» **Exercise**
Return each line of the data below exactly, omitting any pictures.

» **Extracted material**

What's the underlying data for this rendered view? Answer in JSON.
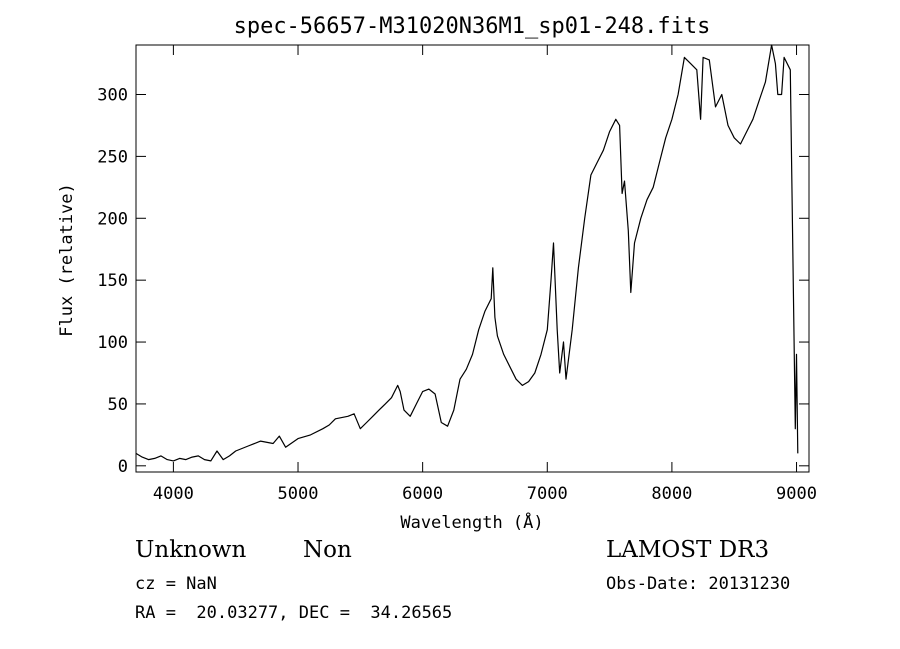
{
  "chart_data": {
    "type": "line",
    "title": "spec-56657-M31020N36M1_sp01-248.fits",
    "xlabel": "Wavelength (Å)",
    "ylabel": "Flux (relative)",
    "xlim": [
      3700,
      9100
    ],
    "ylim": [
      -5,
      340
    ],
    "xticks": [
      4000,
      5000,
      6000,
      7000,
      8000,
      9000
    ],
    "yticks": [
      0,
      50,
      100,
      150,
      200,
      250,
      300
    ],
    "grid": false,
    "line_color": "#000000",
    "series": [
      {
        "x": [
          3700,
          3750,
          3800,
          3850,
          3900,
          3950,
          4000,
          4050,
          4100,
          4150,
          4200,
          4250,
          4300,
          4350,
          4400,
          4450,
          4500,
          4600,
          4700,
          4800,
          4850,
          4900,
          5000,
          5100,
          5200,
          5250,
          5300,
          5400,
          5450,
          5500,
          5550,
          5600,
          5650,
          5700,
          5750,
          5800,
          5820,
          5850,
          5900,
          5950,
          6000,
          6050,
          6100,
          6150,
          6200,
          6250,
          6300,
          6350,
          6400,
          6450,
          6500,
          6550,
          6563,
          6580,
          6600,
          6650,
          6700,
          6750,
          6800,
          6850,
          6900,
          6950,
          7000,
          7030,
          7050,
          7080,
          7100,
          7130,
          7150,
          7200,
          7250,
          7300,
          7350,
          7400,
          7450,
          7500,
          7550,
          7580,
          7600,
          7620,
          7650,
          7670,
          7700,
          7750,
          7800,
          7850,
          7900,
          7950,
          8000,
          8050,
          8100,
          8150,
          8200,
          8230,
          8250,
          8300,
          8350,
          8400,
          8450,
          8500,
          8550,
          8600,
          8650,
          8700,
          8750,
          8800,
          8830,
          8850,
          8880,
          8900,
          8950,
          8990,
          9000,
          9010
        ],
        "y": [
          10,
          7,
          5,
          6,
          8,
          5,
          4,
          6,
          5,
          7,
          8,
          5,
          4,
          12,
          5,
          8,
          12,
          16,
          20,
          18,
          24,
          15,
          22,
          25,
          30,
          33,
          38,
          40,
          42,
          30,
          35,
          40,
          45,
          50,
          55,
          65,
          60,
          45,
          40,
          50,
          60,
          62,
          58,
          35,
          32,
          45,
          70,
          78,
          90,
          110,
          125,
          135,
          160,
          120,
          105,
          90,
          80,
          70,
          65,
          68,
          75,
          90,
          110,
          150,
          180,
          110,
          75,
          100,
          70,
          110,
          160,
          200,
          235,
          245,
          255,
          270,
          280,
          275,
          220,
          230,
          190,
          140,
          180,
          200,
          215,
          225,
          245,
          265,
          280,
          300,
          330,
          325,
          320,
          280,
          330,
          328,
          290,
          300,
          275,
          265,
          260,
          270,
          280,
          295,
          310,
          340,
          325,
          300,
          300,
          330,
          320,
          30,
          90,
          10
        ]
      }
    ]
  },
  "info": {
    "object_class": "Unknown",
    "object_subclass": "Non",
    "redshift": "cz = NaN",
    "coords": "RA =  20.03277, DEC =  34.26565",
    "survey": "LAMOST DR3",
    "obs_date": "Obs-Date: 20131230"
  }
}
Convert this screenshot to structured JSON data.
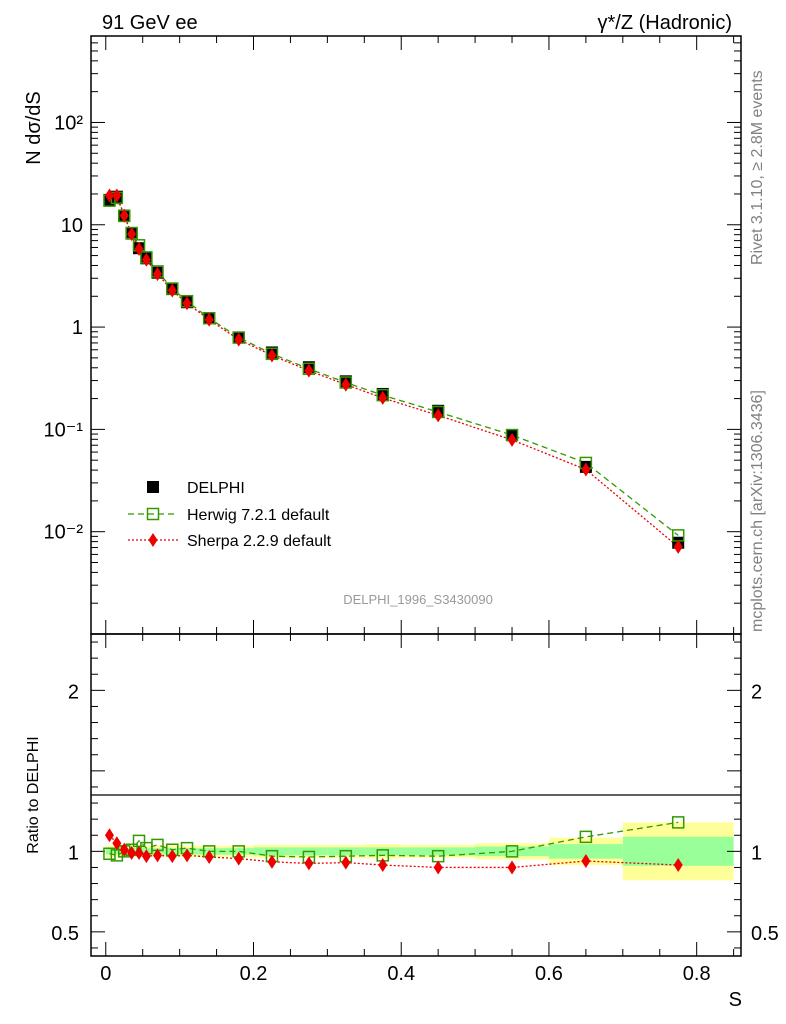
{
  "header": {
    "left": "91 GeV ee",
    "right": "γ*/Z (Hadronic)"
  },
  "side_text": {
    "rivet": "Rivet 3.1.10, ≥ 2.8M events",
    "mcplots": "mcplots.cern.ch [arXiv:1306.3436]"
  },
  "chart_data": [
    {
      "type": "scatter",
      "ylabel": "N dσ/dS",
      "yscale": "log",
      "ylim": [
        0.001,
        700
      ],
      "xlim": [
        -0.02,
        0.86
      ],
      "watermark": "DELPHI_1996_S3430090",
      "legend_position": "bottom-left",
      "yticklabels": [
        "10⁻²",
        "10⁻¹",
        "1",
        "10",
        "10²"
      ],
      "x": [
        0.005,
        0.015,
        0.025,
        0.035,
        0.045,
        0.055,
        0.07,
        0.09,
        0.11,
        0.14,
        0.18,
        0.225,
        0.275,
        0.325,
        0.375,
        0.45,
        0.55,
        0.65,
        0.775
      ],
      "series": [
        {
          "name": "DELPHI",
          "color": "#000000",
          "marker": "filled-square",
          "values": [
            17.5,
            18.8,
            12.3,
            8.2,
            5.9,
            4.7,
            3.4,
            2.35,
            1.75,
            1.22,
            0.79,
            0.565,
            0.405,
            0.295,
            0.222,
            0.152,
            0.088,
            0.043,
            0.0078
          ]
        },
        {
          "name": "Herwig 7.2.1 default",
          "color": "#339900",
          "marker": "open-square",
          "line": "dashed",
          "values": [
            17.2,
            18.3,
            12.2,
            8.3,
            6.3,
            4.8,
            3.5,
            2.38,
            1.79,
            1.22,
            0.79,
            0.548,
            0.391,
            0.287,
            0.216,
            0.148,
            0.088,
            0.047,
            0.0092
          ]
        },
        {
          "name": "Sherpa 2.2.9 default",
          "color": "#ee0000",
          "marker": "filled-diamond",
          "line": "dotted",
          "values": [
            19.3,
            19.3,
            12.3,
            8.1,
            5.8,
            4.55,
            3.3,
            2.28,
            1.71,
            1.18,
            0.755,
            0.528,
            0.375,
            0.274,
            0.203,
            0.137,
            0.079,
            0.0405,
            0.0071
          ]
        }
      ]
    },
    {
      "type": "scatter",
      "xlabel": "S",
      "ylabel": "Ratio to DELPHI",
      "ylim": [
        0.35,
        2.35
      ],
      "xlim": [
        -0.02,
        0.86
      ],
      "yticklabels": [
        "0.5",
        "1",
        "2"
      ],
      "xticklabels": [
        "0",
        "0.2",
        "0.4",
        "0.6",
        "0.8"
      ],
      "bands": {
        "edges": [
          0.0,
          0.01,
          0.02,
          0.03,
          0.04,
          0.05,
          0.06,
          0.08,
          0.1,
          0.12,
          0.16,
          0.2,
          0.25,
          0.3,
          0.35,
          0.4,
          0.5,
          0.6,
          0.7,
          0.85
        ],
        "inner_halfwidth": [
          0.02,
          0.02,
          0.02,
          0.02,
          0.02,
          0.02,
          0.02,
          0.02,
          0.02,
          0.02,
          0.02,
          0.025,
          0.025,
          0.025,
          0.025,
          0.025,
          0.03,
          0.045,
          0.09
        ],
        "outer_halfwidth": [
          0.035,
          0.035,
          0.035,
          0.035,
          0.035,
          0.035,
          0.035,
          0.035,
          0.035,
          0.035,
          0.035,
          0.04,
          0.04,
          0.04,
          0.045,
          0.04,
          0.05,
          0.085,
          0.18
        ],
        "inner_color": "#99ff99",
        "outer_color": "#ffff99"
      },
      "x": [
        0.005,
        0.015,
        0.025,
        0.035,
        0.045,
        0.055,
        0.07,
        0.09,
        0.11,
        0.14,
        0.18,
        0.225,
        0.275,
        0.325,
        0.375,
        0.45,
        0.55,
        0.65,
        0.775
      ],
      "series": [
        {
          "name": "Herwig 7.2.1 default",
          "color": "#339900",
          "values": [
            0.985,
            0.975,
            1.0,
            1.01,
            1.065,
            1.02,
            1.04,
            1.01,
            1.02,
            1.0,
            1.0,
            0.97,
            0.965,
            0.97,
            0.975,
            0.97,
            1.0,
            1.09,
            1.18
          ]
        },
        {
          "name": "Sherpa 2.2.9 default",
          "color": "#ee0000",
          "values": [
            1.1,
            1.05,
            1.01,
            0.99,
            0.99,
            0.97,
            0.975,
            0.97,
            0.975,
            0.965,
            0.955,
            0.935,
            0.925,
            0.93,
            0.915,
            0.9,
            0.9,
            0.94,
            0.915
          ]
        }
      ]
    }
  ]
}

» **Final result**
What's the underlying data for this rendered view? Answer in JSON.
{
  "chart_data": {
    "type": "line",
    "title": "spec-56657-M31020N36M1_sp01-248.fits",
    "xlabel": "Wavelength (Å)",
    "ylabel": "Flux (relative)",
    "xlim": [
      3700,
      9100
    ],
    "ylim": [
      -5,
      340
    ],
    "xticks": [
      4000,
      5000,
      6000,
      7000,
      8000,
      9000
    ],
    "yticks": [
      0,
      50,
      100,
      150,
      200,
      250,
      300
    ],
    "grid": false,
    "line_color": "#000000",
    "series": [
      {
        "x": [
          3700,
          3750,
          3800,
          3850,
          3900,
          3950,
          4000,
          4050,
          4100,
          4150,
          4200,
          4250,
          4300,
          4350,
          4400,
          4450,
          4500,
          4600,
          4700,
          4800,
          4850,
          4900,
          5000,
          5100,
          5200,
          5250,
          5300,
          5400,
          5450,
          5500,
          5550,
          5600,
          5650,
          5700,
          5750,
          5800,
          5820,
          5850,
          5900,
          5950,
          6000,
          6050,
          6100,
          6150,
          6200,
          6250,
          6300,
          6350,
          6400,
          6450,
          6500,
          6550,
          6563,
          6580,
          6600,
          6650,
          6700,
          6750,
          6800,
          6850,
          6900,
          6950,
          7000,
          7030,
          7050,
          7080,
          7100,
          7130,
          7150,
          7200,
          7250,
          7300,
          7350,
          7400,
          7450,
          7500,
          7550,
          7580,
          7600,
          7620,
          7650,
          7670,
          7700,
          7750,
          7800,
          7850,
          7900,
          7950,
          8000,
          8050,
          8100,
          8150,
          8200,
          8230,
          8250,
          8300,
          8350,
          8400,
          8450,
          8500,
          8550,
          8600,
          8650,
          8700,
          8750,
          8800,
          8830,
          8850,
          8880,
          8900,
          8950,
          8990,
          9000,
          9010
        ],
        "y": [
          10,
          7,
          5,
          6,
          8,
          5,
          4,
          6,
          5,
          7,
          8,
          5,
          4,
          12,
          5,
          8,
          12,
          16,
          20,
          18,
          24,
          15,
          22,
          25,
          30,
          33,
          38,
          40,
          42,
          30,
          35,
          40,
          45,
          50,
          55,
          65,
          60,
          45,
          40,
          50,
          60,
          62,
          58,
          35,
          32,
          45,
          70,
          78,
          90,
          110,
          125,
          135,
          160,
          120,
          105,
          90,
          80,
          70,
          65,
          68,
          75,
          90,
          110,
          150,
          180,
          110,
          75,
          100,
          70,
          110,
          160,
          200,
          235,
          245,
          255,
          270,
          280,
          275,
          220,
          230,
          190,
          140,
          180,
          200,
          215,
          225,
          245,
          265,
          280,
          300,
          330,
          325,
          320,
          280,
          330,
          328,
          290,
          300,
          275,
          265,
          260,
          270,
          280,
          295,
          310,
          340,
          325,
          300,
          300,
          330,
          320,
          30,
          90,
          10
        ]
      }
    ]
  },
  "info": {
    "object_class": "Unknown",
    "object_subclass": "Non",
    "redshift": "cz = NaN",
    "coords": "RA =  20.03277, DEC =  34.26565",
    "survey": "LAMOST DR3",
    "obs_date": "Obs-Date: 20131230"
  }
}
Convert this screenshot to structured JSON data.
{
  "header": {
    "left": "91 GeV ee",
    "right": "γ*/Z (Hadronic)"
  },
  "side_text": {
    "rivet": "Rivet 3.1.10, ≥ 2.8M events",
    "mcplots": "mcplots.cern.ch [arXiv:1306.3436]"
  },
  "chart_data": [
    {
      "type": "scatter",
      "ylabel": "N dσ/dS",
      "yscale": "log",
      "ylim": [
        0.001,
        700
      ],
      "xlim": [
        -0.02,
        0.86
      ],
      "watermark": "DELPHI_1996_S3430090",
      "legend_position": "bottom-left",
      "yticklabels": [
        "10⁻²",
        "10⁻¹",
        "1",
        "10",
        "10²"
      ],
      "x": [
        0.005,
        0.015,
        0.025,
        0.035,
        0.045,
        0.055,
        0.07,
        0.09,
        0.11,
        0.14,
        0.18,
        0.225,
        0.275,
        0.325,
        0.375,
        0.45,
        0.55,
        0.65,
        0.775
      ],
      "series": [
        {
          "name": "DELPHI",
          "color": "#000000",
          "marker": "filled-square",
          "values": [
            17.5,
            18.8,
            12.3,
            8.2,
            5.9,
            4.7,
            3.4,
            2.35,
            1.75,
            1.22,
            0.79,
            0.565,
            0.405,
            0.295,
            0.222,
            0.152,
            0.088,
            0.043,
            0.0078
          ]
        },
        {
          "name": "Herwig 7.2.1 default",
          "color": "#339900",
          "marker": "open-square",
          "line": "dashed",
          "values": [
            17.2,
            18.3,
            12.2,
            8.3,
            6.3,
            4.8,
            3.5,
            2.38,
            1.79,
            1.22,
            0.79,
            0.548,
            0.391,
            0.287,
            0.216,
            0.148,
            0.088,
            0.047,
            0.0092
          ]
        },
        {
          "name": "Sherpa 2.2.9 default",
          "color": "#ee0000",
          "marker": "filled-diamond",
          "line": "dotted",
          "values": [
            19.3,
            19.3,
            12.3,
            8.1,
            5.8,
            4.55,
            3.3,
            2.28,
            1.71,
            1.18,
            0.755,
            0.528,
            0.375,
            0.274,
            0.203,
            0.137,
            0.079,
            0.0405,
            0.0071
          ]
        }
      ]
    },
    {
      "type": "scatter",
      "xlabel": "S",
      "ylabel": "Ratio to DELPHI",
      "ylim": [
        0.35,
        2.35
      ],
      "xlim": [
        -0.02,
        0.86
      ],
      "yticklabels": [
        "0.5",
        "1",
        "2"
      ],
      "xticklabels": [
        "0",
        "0.2",
        "0.4",
        "0.6",
        "0.8"
      ],
      "bands": {
        "edges": [
          0.0,
          0.01,
          0.02,
          0.03,
          0.04,
          0.05,
          0.06,
          0.08,
          0.1,
          0.12,
          0.16,
          0.2,
          0.25,
          0.3,
          0.35,
          0.4,
          0.5,
          0.6,
          0.7,
          0.85
        ],
        "inner_halfwidth": [
          0.02,
          0.02,
          0.02,
          0.02,
          0.02,
          0.02,
          0.02,
          0.02,
          0.02,
          0.02,
          0.02,
          0.025,
          0.025,
          0.025,
          0.025,
          0.025,
          0.03,
          0.045,
          0.09
        ],
        "outer_halfwidth": [
          0.035,
          0.035,
          0.035,
          0.035,
          0.035,
          0.035,
          0.035,
          0.035,
          0.035,
          0.035,
          0.035,
          0.04,
          0.04,
          0.04,
          0.045,
          0.04,
          0.05,
          0.085,
          0.18
        ],
        "inner_color": "#99ff99",
        "outer_color": "#ffff99"
      },
      "x": [
        0.005,
        0.015,
        0.025,
        0.035,
        0.045,
        0.055,
        0.07,
        0.09,
        0.11,
        0.14,
        0.18,
        0.225,
        0.275,
        0.325,
        0.375,
        0.45,
        0.55,
        0.65,
        0.775
      ],
      "series": [
        {
          "name": "Herwig 7.2.1 default",
          "color": "#339900",
          "values": [
            0.985,
            0.975,
            1.0,
            1.01,
            1.065,
            1.02,
            1.04,
            1.01,
            1.02,
            1.0,
            1.0,
            0.97,
            0.965,
            0.97,
            0.975,
            0.97,
            1.0,
            1.09,
            1.18
          ]
        },
        {
          "name": "Sherpa 2.2.9 default",
          "color": "#ee0000",
          "values": [
            1.1,
            1.05,
            1.01,
            0.99,
            0.99,
            0.97,
            0.975,
            0.97,
            0.975,
            0.965,
            0.955,
            0.935,
            0.925,
            0.93,
            0.915,
            0.9,
            0.9,
            0.94,
            0.915
          ]
        }
      ]
    }
  ]
}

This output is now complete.